**Data**:
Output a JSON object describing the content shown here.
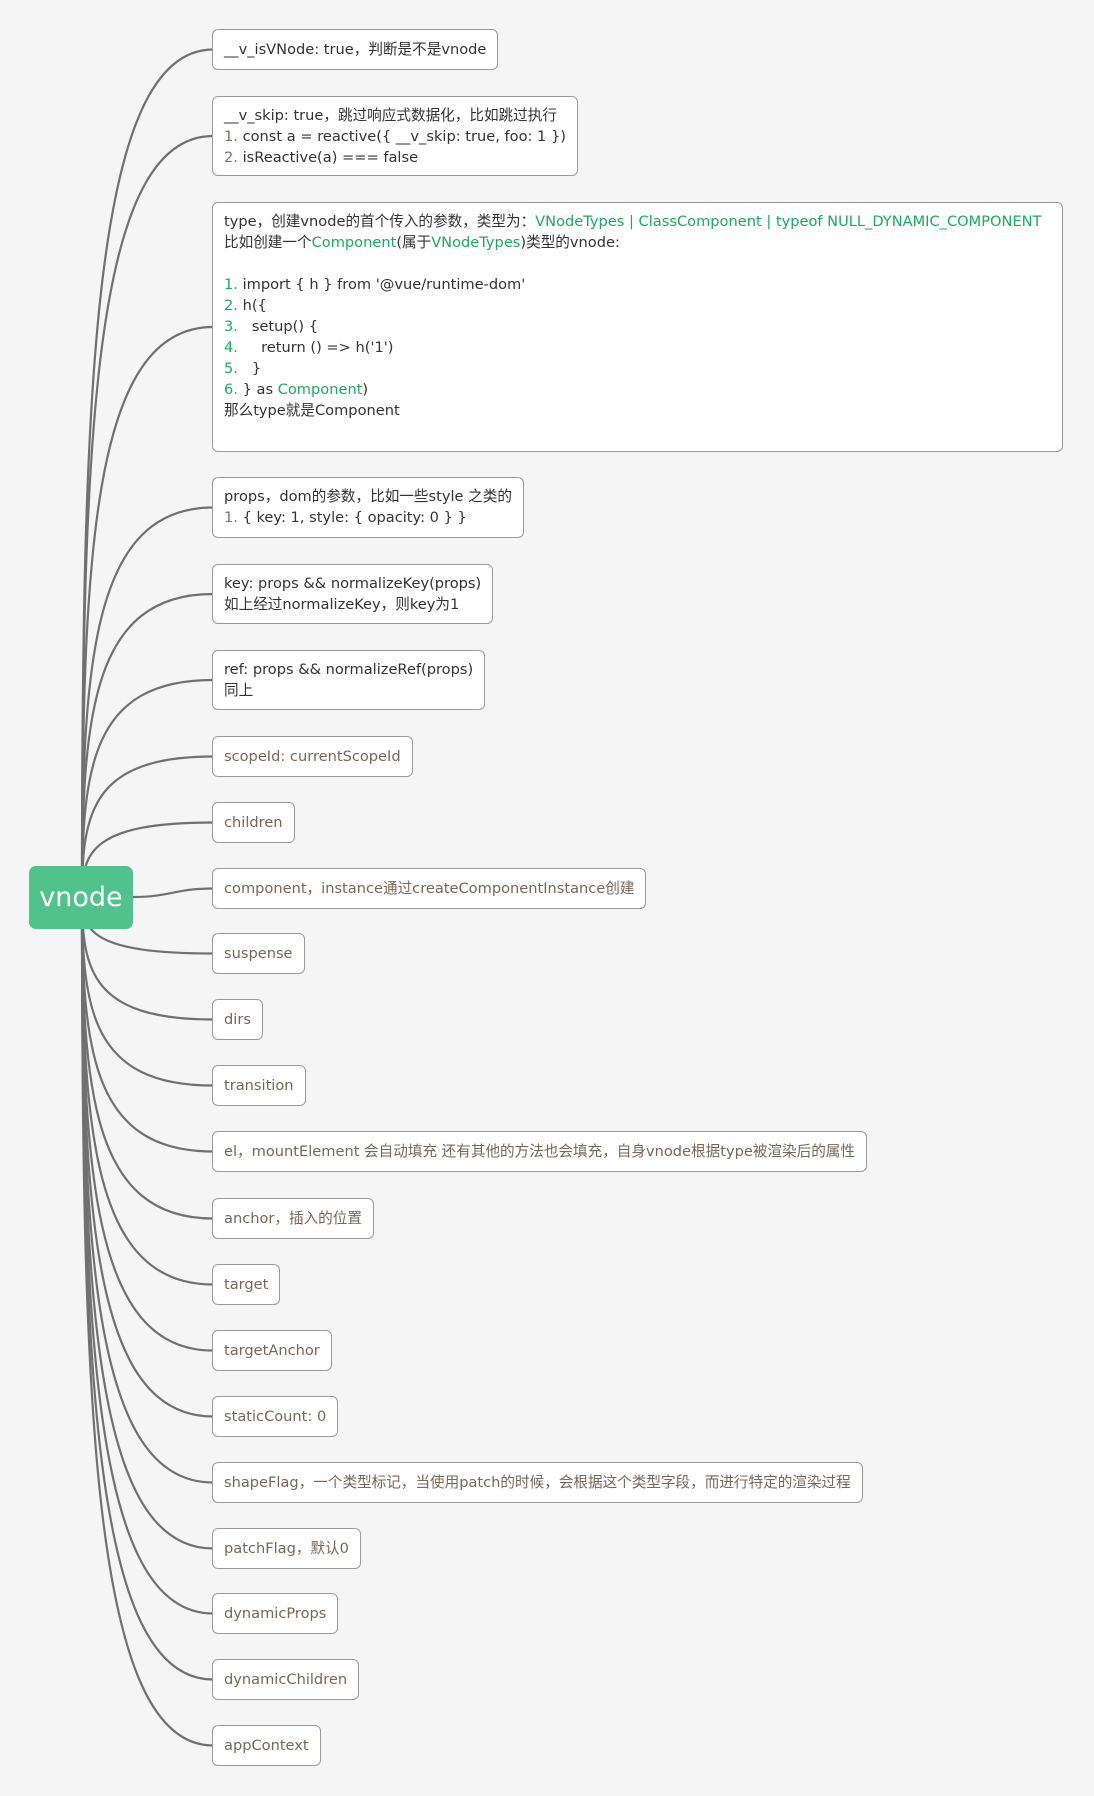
{
  "root": {
    "label": "vnode",
    "color": "#50c28c"
  },
  "colors": {
    "highlight": "#1aab5e",
    "single_text": "#7b6656",
    "multi_text": "#333333",
    "line": "#707070",
    "border": "#9a9a9a"
  },
  "nodes": {
    "isVNode": {
      "text": "__v_isVNode: true，判断是不是vnode"
    },
    "skip": {
      "title": "__v_skip: true，跳过响应式数据化，比如跳过执行",
      "items": [
        {
          "num": "1.",
          "text": "const a = reactive({ __v_skip: true, foo: 1 })"
        },
        {
          "num": "2.",
          "text": "isReactive(a) === false"
        }
      ]
    },
    "type": {
      "line1_prefix": "type，创建vnode的首个传入的参数，类型为：",
      "line1_types": "VNodeTypes | ClassComponent | typeof NULL_DYNAMIC_COMPONENT",
      "line2_a": "比如创建一个",
      "line2_b": "Component",
      "line2_c": "(属于",
      "line2_d": "VNodeTypes",
      "line2_e": ")类型的vnode:",
      "items": [
        {
          "num": "1.",
          "text": " import { h } from '@vue/runtime-dom'"
        },
        {
          "num": "2.",
          "text": " h({"
        },
        {
          "num": "3.",
          "text": "   setup() {"
        },
        {
          "num": "4.",
          "text": "     return () => h('1')"
        },
        {
          "num": "5.",
          "text": "   }"
        },
        {
          "num": "6.",
          "text": " } as ",
          "hl": "Component",
          "tail": ")"
        }
      ],
      "conclusion": "那么type就是Component"
    },
    "props": {
      "title": "props，dom的参数，比如一些style 之类的",
      "items": [
        {
          "num": "1.",
          "text": " { key: 1, style: { opacity: 0 } }"
        }
      ]
    },
    "key": {
      "line1": "key: props && normalizeKey(props)",
      "line2": "如上经过normalizeKey，则key为1"
    },
    "ref": {
      "line1": "ref: props && normalizeRef(props)",
      "line2": "同上"
    },
    "simple": [
      {
        "id": "scopeId",
        "text": "scopeId: currentScopeId"
      },
      {
        "id": "children",
        "text": "children"
      },
      {
        "id": "component",
        "text": "component，instance通过createComponentInstance创建"
      },
      {
        "id": "suspense",
        "text": "suspense"
      },
      {
        "id": "dirs",
        "text": "dirs"
      },
      {
        "id": "transition",
        "text": "transition"
      },
      {
        "id": "el",
        "text": "el，mountElement 会自动填充 还有其他的方法也会填充，自身vnode根据type被渲染后的属性"
      },
      {
        "id": "anchor",
        "text": "anchor，插入的位置"
      },
      {
        "id": "target",
        "text": "target"
      },
      {
        "id": "targetAnchor",
        "text": "targetAnchor"
      },
      {
        "id": "staticCount",
        "text": "staticCount: 0"
      },
      {
        "id": "shapeFlag",
        "text": "shapeFlag，一个类型标记，当使用patch的时候，会根据这个类型字段，而进行特定的渲染过程"
      },
      {
        "id": "patchFlag",
        "text": "patchFlag，默认0"
      },
      {
        "id": "dynamicProps",
        "text": "dynamicProps"
      },
      {
        "id": "dynamicChildren",
        "text": "dynamicChildren"
      },
      {
        "id": "appContext",
        "text": "appContext"
      }
    ]
  }
}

**Task brief**:
Quote the entries above word for word. Leave the images out.

**Problem solution**:
Output a JSON object describing the content shown here.
{
  "root": {
    "label": "vnode",
    "color": "#50c28c"
  },
  "colors": {
    "highlight": "#1aab5e",
    "single_text": "#7b6656",
    "multi_text": "#333333",
    "line": "#707070",
    "border": "#9a9a9a"
  },
  "nodes": {
    "isVNode": {
      "text": "__v_isVNode: true，判断是不是vnode"
    },
    "skip": {
      "title": "__v_skip: true，跳过响应式数据化，比如跳过执行",
      "items": [
        {
          "num": "1.",
          "text": "const a = reactive({ __v_skip: true, foo: 1 })"
        },
        {
          "num": "2.",
          "text": "isReactive(a) === false"
        }
      ]
    },
    "type": {
      "line1_prefix": "type，创建vnode的首个传入的参数，类型为：",
      "line1_types": "VNodeTypes | ClassComponent | typeof NULL_DYNAMIC_COMPONENT",
      "line2_a": "比如创建一个",
      "line2_b": "Component",
      "line2_c": "(属于",
      "line2_d": "VNodeTypes",
      "line2_e": ")类型的vnode:",
      "items": [
        {
          "num": "1.",
          "text": " import { h } from '@vue/runtime-dom'"
        },
        {
          "num": "2.",
          "text": " h({"
        },
        {
          "num": "3.",
          "text": "   setup() {"
        },
        {
          "num": "4.",
          "text": "     return () => h('1')"
        },
        {
          "num": "5.",
          "text": "   }"
        },
        {
          "num": "6.",
          "text": " } as ",
          "hl": "Component",
          "tail": ")"
        }
      ],
      "conclusion": "那么type就是Component"
    },
    "props": {
      "title": "props，dom的参数，比如一些style 之类的",
      "items": [
        {
          "num": "1.",
          "text": " { key: 1, style: { opacity: 0 } }"
        }
      ]
    },
    "key": {
      "line1": "key: props && normalizeKey(props)",
      "line2": "如上经过normalizeKey，则key为1"
    },
    "ref": {
      "line1": "ref: props && normalizeRef(props)",
      "line2": "同上"
    },
    "simple": [
      {
        "id": "scopeId",
        "text": "scopeId: currentScopeId"
      },
      {
        "id": "children",
        "text": "children"
      },
      {
        "id": "component",
        "text": "component，instance通过createComponentInstance创建"
      },
      {
        "id": "suspense",
        "text": "suspense"
      },
      {
        "id": "dirs",
        "text": "dirs"
      },
      {
        "id": "transition",
        "text": "transition"
      },
      {
        "id": "el",
        "text": "el，mountElement 会自动填充 还有其他的方法也会填充，自身vnode根据type被渲染后的属性"
      },
      {
        "id": "anchor",
        "text": "anchor，插入的位置"
      },
      {
        "id": "target",
        "text": "target"
      },
      {
        "id": "targetAnchor",
        "text": "targetAnchor"
      },
      {
        "id": "staticCount",
        "text": "staticCount: 0"
      },
      {
        "id": "shapeFlag",
        "text": "shapeFlag，一个类型标记，当使用patch的时候，会根据这个类型字段，而进行特定的渲染过程"
      },
      {
        "id": "patchFlag",
        "text": "patchFlag，默认0"
      },
      {
        "id": "dynamicProps",
        "text": "dynamicProps"
      },
      {
        "id": "dynamicChildren",
        "text": "dynamicChildren"
      },
      {
        "id": "appContext",
        "text": "appContext"
      }
    ]
  }
}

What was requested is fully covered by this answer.